Given problem >> What number of lines contain the word "składowiska"? Reply with the number and nothing else.

(Recorded data)
--------------------
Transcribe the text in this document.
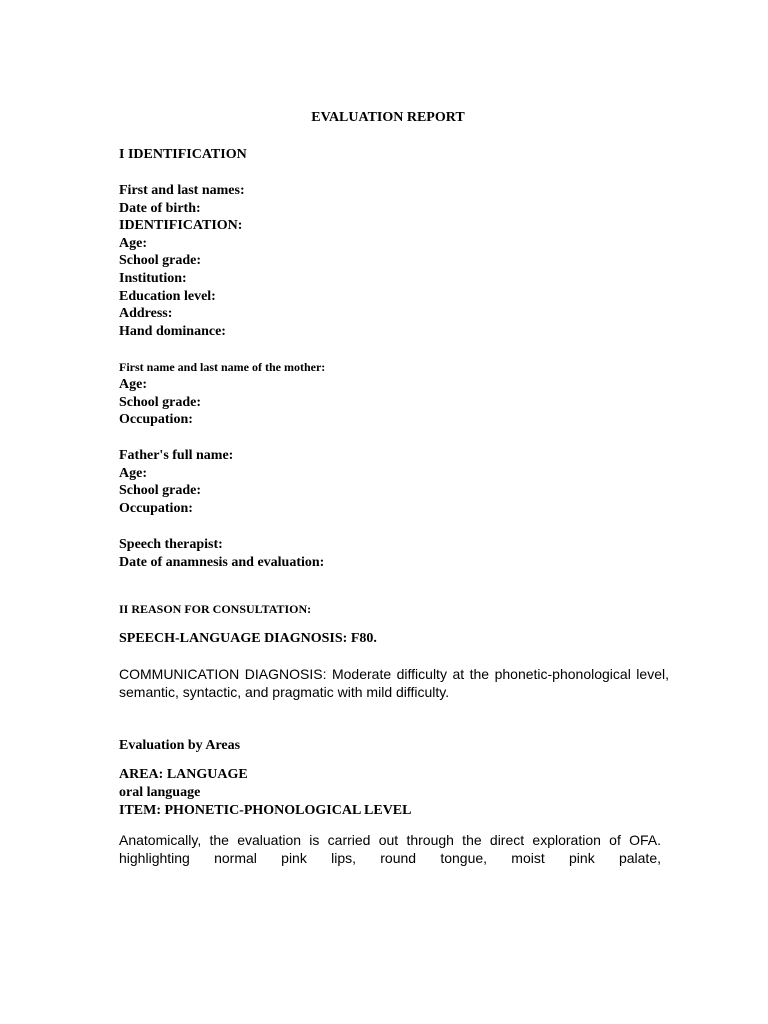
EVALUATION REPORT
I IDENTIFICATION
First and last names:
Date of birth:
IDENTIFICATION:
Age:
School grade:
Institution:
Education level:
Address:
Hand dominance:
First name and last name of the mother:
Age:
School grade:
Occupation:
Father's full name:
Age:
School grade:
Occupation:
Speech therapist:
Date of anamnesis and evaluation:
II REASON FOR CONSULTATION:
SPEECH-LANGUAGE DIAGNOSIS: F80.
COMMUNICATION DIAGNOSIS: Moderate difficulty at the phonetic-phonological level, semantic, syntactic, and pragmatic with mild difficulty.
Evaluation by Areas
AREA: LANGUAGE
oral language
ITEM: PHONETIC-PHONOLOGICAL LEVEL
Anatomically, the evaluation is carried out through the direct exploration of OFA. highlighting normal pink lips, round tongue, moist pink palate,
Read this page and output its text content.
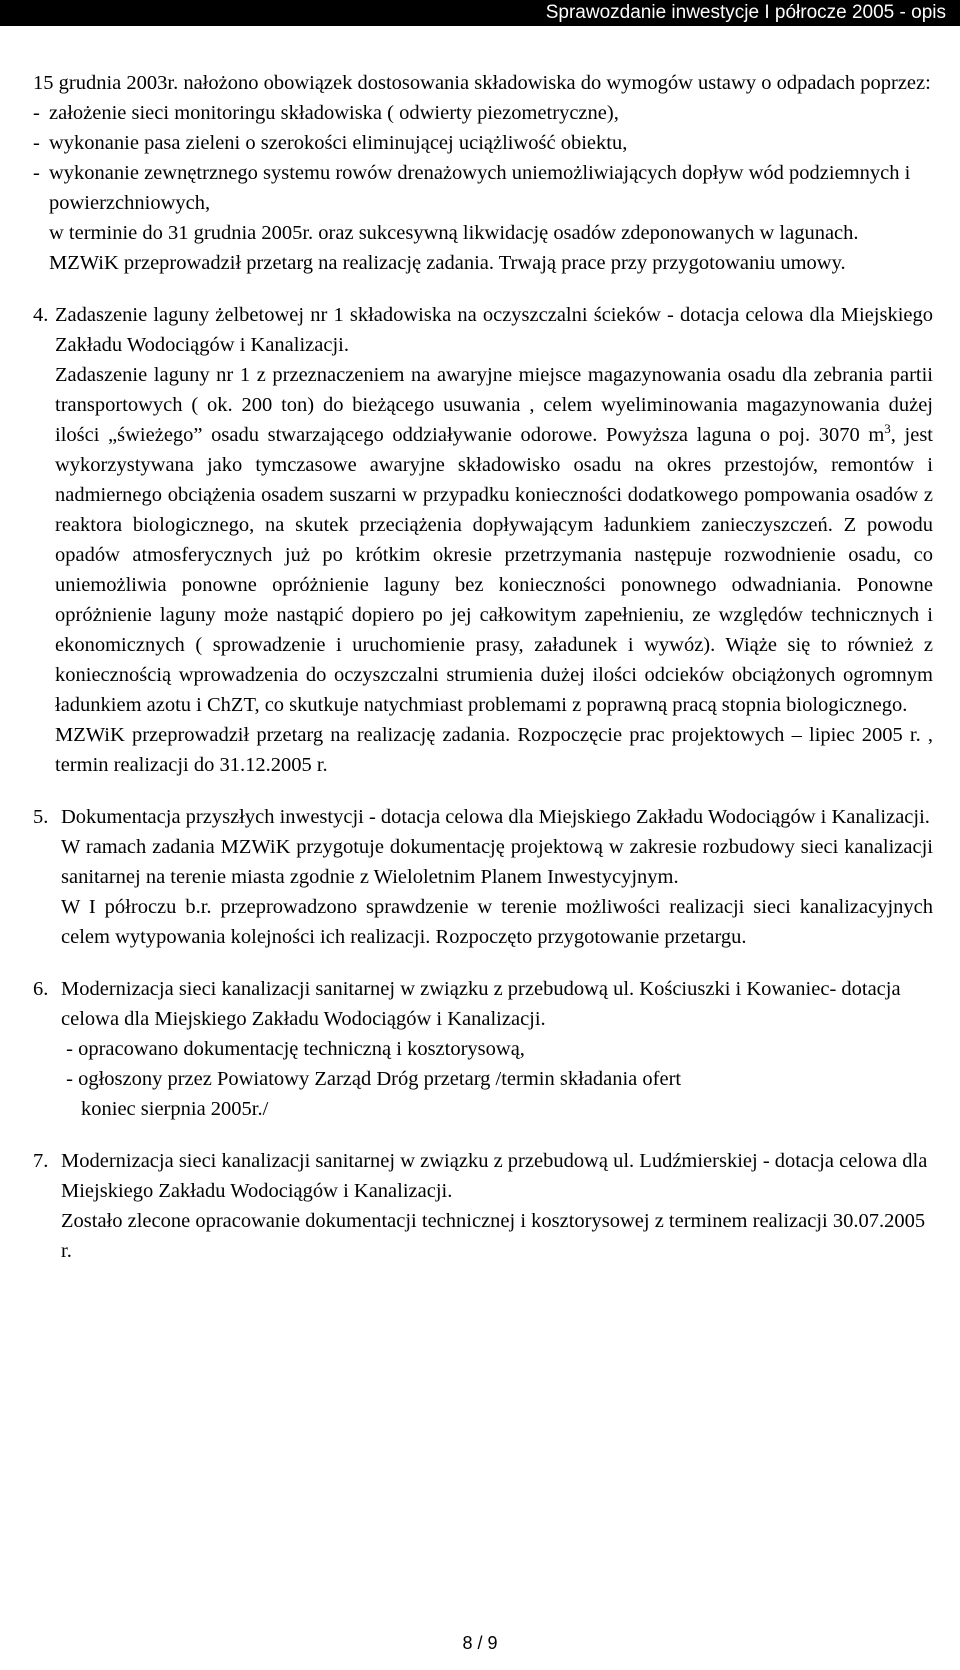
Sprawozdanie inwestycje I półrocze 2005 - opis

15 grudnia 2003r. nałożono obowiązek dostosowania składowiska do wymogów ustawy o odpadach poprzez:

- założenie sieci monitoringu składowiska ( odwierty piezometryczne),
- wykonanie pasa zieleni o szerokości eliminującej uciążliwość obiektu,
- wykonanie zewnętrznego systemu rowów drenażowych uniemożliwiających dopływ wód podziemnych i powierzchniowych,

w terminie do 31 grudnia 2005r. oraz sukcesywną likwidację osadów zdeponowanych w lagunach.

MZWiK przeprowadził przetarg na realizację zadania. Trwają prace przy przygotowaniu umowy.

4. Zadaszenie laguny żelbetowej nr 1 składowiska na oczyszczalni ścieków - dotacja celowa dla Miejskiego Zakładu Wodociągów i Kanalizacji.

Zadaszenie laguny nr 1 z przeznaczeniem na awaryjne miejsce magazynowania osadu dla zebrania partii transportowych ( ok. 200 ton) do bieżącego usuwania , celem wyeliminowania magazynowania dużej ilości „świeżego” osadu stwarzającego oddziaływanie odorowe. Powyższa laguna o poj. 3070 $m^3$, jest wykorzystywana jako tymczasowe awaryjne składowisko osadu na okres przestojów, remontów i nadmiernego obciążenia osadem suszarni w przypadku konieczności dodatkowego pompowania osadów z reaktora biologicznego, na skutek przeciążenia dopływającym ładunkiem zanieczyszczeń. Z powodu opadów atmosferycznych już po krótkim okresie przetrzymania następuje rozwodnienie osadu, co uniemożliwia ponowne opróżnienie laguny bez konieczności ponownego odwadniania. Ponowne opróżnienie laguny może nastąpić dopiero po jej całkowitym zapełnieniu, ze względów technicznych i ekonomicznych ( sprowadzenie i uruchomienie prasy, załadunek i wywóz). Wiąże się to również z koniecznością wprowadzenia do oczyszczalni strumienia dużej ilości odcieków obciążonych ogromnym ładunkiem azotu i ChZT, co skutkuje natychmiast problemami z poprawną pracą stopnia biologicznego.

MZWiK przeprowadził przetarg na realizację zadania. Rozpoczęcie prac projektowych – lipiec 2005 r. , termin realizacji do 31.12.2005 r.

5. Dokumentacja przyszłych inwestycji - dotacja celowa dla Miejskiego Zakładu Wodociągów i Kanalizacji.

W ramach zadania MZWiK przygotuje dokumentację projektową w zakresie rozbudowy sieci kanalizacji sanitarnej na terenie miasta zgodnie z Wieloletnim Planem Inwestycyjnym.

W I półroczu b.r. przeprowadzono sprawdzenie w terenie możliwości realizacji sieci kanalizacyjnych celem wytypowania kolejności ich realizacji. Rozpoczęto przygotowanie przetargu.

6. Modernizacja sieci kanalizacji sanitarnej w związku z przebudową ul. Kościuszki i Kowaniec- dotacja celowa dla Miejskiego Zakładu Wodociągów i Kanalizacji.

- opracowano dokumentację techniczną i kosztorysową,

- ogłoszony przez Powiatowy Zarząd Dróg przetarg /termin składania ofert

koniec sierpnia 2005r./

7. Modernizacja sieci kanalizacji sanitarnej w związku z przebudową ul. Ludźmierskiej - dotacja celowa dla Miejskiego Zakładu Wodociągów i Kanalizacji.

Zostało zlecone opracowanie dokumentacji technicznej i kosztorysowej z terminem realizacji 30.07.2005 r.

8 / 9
--------------------
Exercise result >> 3